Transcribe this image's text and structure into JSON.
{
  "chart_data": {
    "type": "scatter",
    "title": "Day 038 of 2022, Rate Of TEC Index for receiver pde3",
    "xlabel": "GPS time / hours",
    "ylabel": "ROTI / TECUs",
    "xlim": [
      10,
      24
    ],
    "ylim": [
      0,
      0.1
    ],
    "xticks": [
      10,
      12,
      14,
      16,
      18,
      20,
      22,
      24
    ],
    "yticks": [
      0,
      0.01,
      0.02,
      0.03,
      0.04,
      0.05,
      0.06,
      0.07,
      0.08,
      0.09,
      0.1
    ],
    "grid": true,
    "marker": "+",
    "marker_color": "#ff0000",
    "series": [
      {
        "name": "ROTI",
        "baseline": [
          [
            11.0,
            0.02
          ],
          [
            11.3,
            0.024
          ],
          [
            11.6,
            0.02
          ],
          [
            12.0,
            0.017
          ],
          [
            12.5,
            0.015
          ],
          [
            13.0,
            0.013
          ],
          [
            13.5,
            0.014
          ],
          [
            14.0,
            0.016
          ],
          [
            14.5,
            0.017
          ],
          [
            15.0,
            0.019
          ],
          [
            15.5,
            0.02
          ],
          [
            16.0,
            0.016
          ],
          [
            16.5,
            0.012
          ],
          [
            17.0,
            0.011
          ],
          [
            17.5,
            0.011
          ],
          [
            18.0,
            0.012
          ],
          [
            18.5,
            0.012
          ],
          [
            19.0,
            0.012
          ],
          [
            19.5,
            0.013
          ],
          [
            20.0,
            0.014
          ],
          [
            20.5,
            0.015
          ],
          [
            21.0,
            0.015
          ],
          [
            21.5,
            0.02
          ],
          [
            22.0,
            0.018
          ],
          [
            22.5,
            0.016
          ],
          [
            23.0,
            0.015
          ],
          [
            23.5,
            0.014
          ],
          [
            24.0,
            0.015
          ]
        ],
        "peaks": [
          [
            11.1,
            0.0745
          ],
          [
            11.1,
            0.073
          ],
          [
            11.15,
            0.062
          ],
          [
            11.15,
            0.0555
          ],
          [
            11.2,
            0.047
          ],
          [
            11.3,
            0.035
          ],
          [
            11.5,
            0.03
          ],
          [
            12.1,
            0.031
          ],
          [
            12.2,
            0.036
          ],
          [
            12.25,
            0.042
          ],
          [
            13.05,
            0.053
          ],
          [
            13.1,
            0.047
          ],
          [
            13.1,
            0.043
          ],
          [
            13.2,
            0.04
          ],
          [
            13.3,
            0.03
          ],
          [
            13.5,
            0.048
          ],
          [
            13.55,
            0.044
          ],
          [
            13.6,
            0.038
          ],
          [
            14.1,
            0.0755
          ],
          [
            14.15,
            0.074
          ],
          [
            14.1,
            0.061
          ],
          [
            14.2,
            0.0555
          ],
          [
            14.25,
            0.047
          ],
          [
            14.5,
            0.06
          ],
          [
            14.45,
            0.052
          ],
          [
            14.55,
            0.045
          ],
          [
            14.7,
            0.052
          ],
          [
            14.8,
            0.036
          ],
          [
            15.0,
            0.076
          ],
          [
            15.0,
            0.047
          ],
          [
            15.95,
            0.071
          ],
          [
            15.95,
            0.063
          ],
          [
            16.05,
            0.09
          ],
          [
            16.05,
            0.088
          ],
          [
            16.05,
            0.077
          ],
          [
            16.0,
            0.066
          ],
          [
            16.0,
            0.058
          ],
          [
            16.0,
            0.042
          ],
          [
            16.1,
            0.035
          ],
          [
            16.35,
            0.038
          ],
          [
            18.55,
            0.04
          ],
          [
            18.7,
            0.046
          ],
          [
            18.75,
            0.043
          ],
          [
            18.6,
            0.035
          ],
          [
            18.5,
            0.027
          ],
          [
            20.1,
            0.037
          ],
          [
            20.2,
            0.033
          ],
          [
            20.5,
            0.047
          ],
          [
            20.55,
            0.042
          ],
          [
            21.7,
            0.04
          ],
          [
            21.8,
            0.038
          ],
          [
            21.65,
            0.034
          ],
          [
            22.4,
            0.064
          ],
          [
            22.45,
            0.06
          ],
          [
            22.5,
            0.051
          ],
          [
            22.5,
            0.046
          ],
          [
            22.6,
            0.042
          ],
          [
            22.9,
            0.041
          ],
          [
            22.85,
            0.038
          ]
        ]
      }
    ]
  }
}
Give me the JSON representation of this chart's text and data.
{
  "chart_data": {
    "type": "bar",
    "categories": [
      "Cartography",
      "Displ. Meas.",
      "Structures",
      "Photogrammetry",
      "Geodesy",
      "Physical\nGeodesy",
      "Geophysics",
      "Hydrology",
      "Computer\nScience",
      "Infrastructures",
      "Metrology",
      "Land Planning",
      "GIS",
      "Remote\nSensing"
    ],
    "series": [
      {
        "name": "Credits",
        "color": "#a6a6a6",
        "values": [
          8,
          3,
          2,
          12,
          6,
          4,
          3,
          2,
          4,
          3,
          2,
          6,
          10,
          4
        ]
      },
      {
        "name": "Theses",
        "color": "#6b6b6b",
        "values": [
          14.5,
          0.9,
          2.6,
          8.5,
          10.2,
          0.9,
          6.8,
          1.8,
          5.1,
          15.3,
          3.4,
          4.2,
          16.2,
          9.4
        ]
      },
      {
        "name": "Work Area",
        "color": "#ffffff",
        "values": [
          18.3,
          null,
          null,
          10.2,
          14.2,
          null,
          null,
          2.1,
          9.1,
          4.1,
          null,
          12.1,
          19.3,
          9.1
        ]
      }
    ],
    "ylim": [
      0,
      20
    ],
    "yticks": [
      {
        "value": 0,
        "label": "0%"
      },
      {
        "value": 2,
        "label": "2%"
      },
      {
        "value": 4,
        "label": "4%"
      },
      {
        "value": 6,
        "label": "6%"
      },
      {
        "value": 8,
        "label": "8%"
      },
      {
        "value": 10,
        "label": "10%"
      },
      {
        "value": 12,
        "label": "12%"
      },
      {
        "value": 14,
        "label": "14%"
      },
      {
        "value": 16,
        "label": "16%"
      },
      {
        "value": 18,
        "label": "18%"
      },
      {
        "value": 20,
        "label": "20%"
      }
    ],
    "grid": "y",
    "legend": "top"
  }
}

Work to be completed - Extract all of the data exactly as written.

The output -
Transcribe this image's text and structure into JSON.
{
  "chart_data": {
    "type": "scatter",
    "title": "Day 038 of 2022, Rate Of TEC Index for receiver pde3",
    "xlabel": "GPS time / hours",
    "ylabel": "ROTI / TECUs",
    "xlim": [
      10,
      24
    ],
    "ylim": [
      0,
      0.1
    ],
    "xticks": [
      10,
      12,
      14,
      16,
      18,
      20,
      22,
      24
    ],
    "yticks": [
      0,
      0.01,
      0.02,
      0.03,
      0.04,
      0.05,
      0.06,
      0.07,
      0.08,
      0.09,
      0.1
    ],
    "grid": true,
    "marker": "+",
    "marker_color": "#ff0000",
    "series": [
      {
        "name": "ROTI",
        "baseline": [
          [
            11.0,
            0.02
          ],
          [
            11.3,
            0.024
          ],
          [
            11.6,
            0.02
          ],
          [
            12.0,
            0.017
          ],
          [
            12.5,
            0.015
          ],
          [
            13.0,
            0.013
          ],
          [
            13.5,
            0.014
          ],
          [
            14.0,
            0.016
          ],
          [
            14.5,
            0.017
          ],
          [
            15.0,
            0.019
          ],
          [
            15.5,
            0.02
          ],
          [
            16.0,
            0.016
          ],
          [
            16.5,
            0.012
          ],
          [
            17.0,
            0.011
          ],
          [
            17.5,
            0.011
          ],
          [
            18.0,
            0.012
          ],
          [
            18.5,
            0.012
          ],
          [
            19.0,
            0.012
          ],
          [
            19.5,
            0.013
          ],
          [
            20.0,
            0.014
          ],
          [
            20.5,
            0.015
          ],
          [
            21.0,
            0.015
          ],
          [
            21.5,
            0.02
          ],
          [
            22.0,
            0.018
          ],
          [
            22.5,
            0.016
          ],
          [
            23.0,
            0.015
          ],
          [
            23.5,
            0.014
          ],
          [
            24.0,
            0.015
          ]
        ],
        "peaks": [
          [
            11.1,
            0.0745
          ],
          [
            11.1,
            0.073
          ],
          [
            11.15,
            0.062
          ],
          [
            11.15,
            0.0555
          ],
          [
            11.2,
            0.047
          ],
          [
            11.3,
            0.035
          ],
          [
            11.5,
            0.03
          ],
          [
            12.1,
            0.031
          ],
          [
            12.2,
            0.036
          ],
          [
            12.25,
            0.042
          ],
          [
            13.05,
            0.053
          ],
          [
            13.1,
            0.047
          ],
          [
            13.1,
            0.043
          ],
          [
            13.2,
            0.04
          ],
          [
            13.3,
            0.03
          ],
          [
            13.5,
            0.048
          ],
          [
            13.55,
            0.044
          ],
          [
            13.6,
            0.038
          ],
          [
            14.1,
            0.0755
          ],
          [
            14.15,
            0.074
          ],
          [
            14.1,
            0.061
          ],
          [
            14.2,
            0.0555
          ],
          [
            14.25,
            0.047
          ],
          [
            14.5,
            0.06
          ],
          [
            14.45,
            0.052
          ],
          [
            14.55,
            0.045
          ],
          [
            14.7,
            0.052
          ],
          [
            14.8,
            0.036
          ],
          [
            15.0,
            0.076
          ],
          [
            15.0,
            0.047
          ],
          [
            15.95,
            0.071
          ],
          [
            15.95,
            0.063
          ],
          [
            16.05,
            0.09
          ],
          [
            16.05,
            0.088
          ],
          [
            16.05,
            0.077
          ],
          [
            16.0,
            0.066
          ],
          [
            16.0,
            0.058
          ],
          [
            16.0,
            0.042
          ],
          [
            16.1,
            0.035
          ],
          [
            16.35,
            0.038
          ],
          [
            18.55,
            0.04
          ],
          [
            18.7,
            0.046
          ],
          [
            18.75,
            0.043
          ],
          [
            18.6,
            0.035
          ],
          [
            18.5,
            0.027
          ],
          [
            20.1,
            0.037
          ],
          [
            20.2,
            0.033
          ],
          [
            20.5,
            0.047
          ],
          [
            20.55,
            0.042
          ],
          [
            21.7,
            0.04
          ],
          [
            21.8,
            0.038
          ],
          [
            21.65,
            0.034
          ],
          [
            22.4,
            0.064
          ],
          [
            22.45,
            0.06
          ],
          [
            22.5,
            0.051
          ],
          [
            22.5,
            0.046
          ],
          [
            22.6,
            0.042
          ],
          [
            22.9,
            0.041
          ],
          [
            22.85,
            0.038
          ]
        ]
      }
    ]
  }
}
Give me the JSON representation of this chart's text and data.
{
  "chart_data": {
    "type": "bar",
    "categories": [
      "Cartography",
      "Displ. Meas.",
      "Structures",
      "Photogrammetry",
      "Geodesy",
      "Physical\nGeodesy",
      "Geophysics",
      "Hydrology",
      "Computer\nScience",
      "Infrastructures",
      "Metrology",
      "Land Planning",
      "GIS",
      "Remote\nSensing"
    ],
    "series": [
      {
        "name": "Credits",
        "color": "#a6a6a6",
        "values": [
          8,
          3,
          2,
          12,
          6,
          4,
          3,
          2,
          4,
          3,
          2,
          6,
          10,
          4
        ]
      },
      {
        "name": "Theses",
        "color": "#6b6b6b",
        "values": [
          14.5,
          0.9,
          2.6,
          8.5,
          10.2,
          0.9,
          6.8,
          1.8,
          5.1,
          15.3,
          3.4,
          4.2,
          16.2,
          9.4
        ]
      },
      {
        "name": "Work Area",
        "color": "#ffffff",
        "values": [
          18.3,
          null,
          null,
          10.2,
          14.2,
          null,
          null,
          2.1,
          9.1,
          4.1,
          null,
          12.1,
          19.3,
          9.1
        ]
      }
    ],
    "ylim": [
      0,
      20
    ],
    "yticks": [
      {
        "value": 0,
        "label": "0%"
      },
      {
        "value": 2,
        "label": "2%"
      },
      {
        "value": 4,
        "label": "4%"
      },
      {
        "value": 6,
        "label": "6%"
      },
      {
        "value": 8,
        "label": "8%"
      },
      {
        "value": 10,
        "label": "10%"
      },
      {
        "value": 12,
        "label": "12%"
      },
      {
        "value": 14,
        "label": "14%"
      },
      {
        "value": 16,
        "label": "16%"
      },
      {
        "value": 18,
        "label": "18%"
      },
      {
        "value": 20,
        "label": "20%"
      }
    ],
    "grid": "y",
    "legend": "top"
  }
}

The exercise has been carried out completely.